Exercise directions:
All of the data should be output character for character, except the pictures.

Provided information:
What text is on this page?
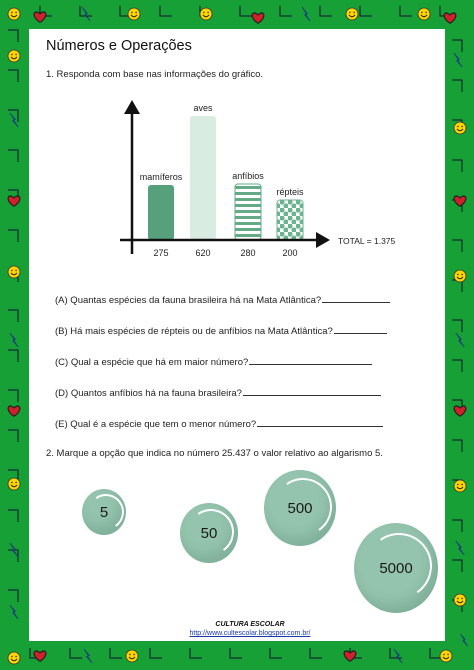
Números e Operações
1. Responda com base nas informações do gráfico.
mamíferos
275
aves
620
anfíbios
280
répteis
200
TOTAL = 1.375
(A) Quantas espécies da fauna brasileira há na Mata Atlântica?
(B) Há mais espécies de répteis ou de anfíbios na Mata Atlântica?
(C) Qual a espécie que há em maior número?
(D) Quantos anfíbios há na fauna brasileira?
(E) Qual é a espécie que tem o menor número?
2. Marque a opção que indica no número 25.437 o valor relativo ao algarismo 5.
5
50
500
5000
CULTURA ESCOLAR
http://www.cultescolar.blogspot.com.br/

Correct result:
What text is on this page?
Números e Operações
1. Responda com base nas informações do gráfico.
mamíferos
275
aves
620
anfíbios
280
répteis
200
TOTAL = 1.375
(A) Quantas espécies da fauna brasileira há na Mata Atlântica?
(B) Há mais espécies de répteis ou de anfíbios na Mata Atlântica?
(C) Qual a espécie que há em maior número?
(D) Quantos anfíbios há na fauna brasileira?
(E) Qual é a espécie que tem o menor número?
2. Marque a opção que indica no número 25.437 o valor relativo ao algarismo 5.
5
50
500
5000
CULTURA ESCOLAR
http://www.cultescolar.blogspot.com.br/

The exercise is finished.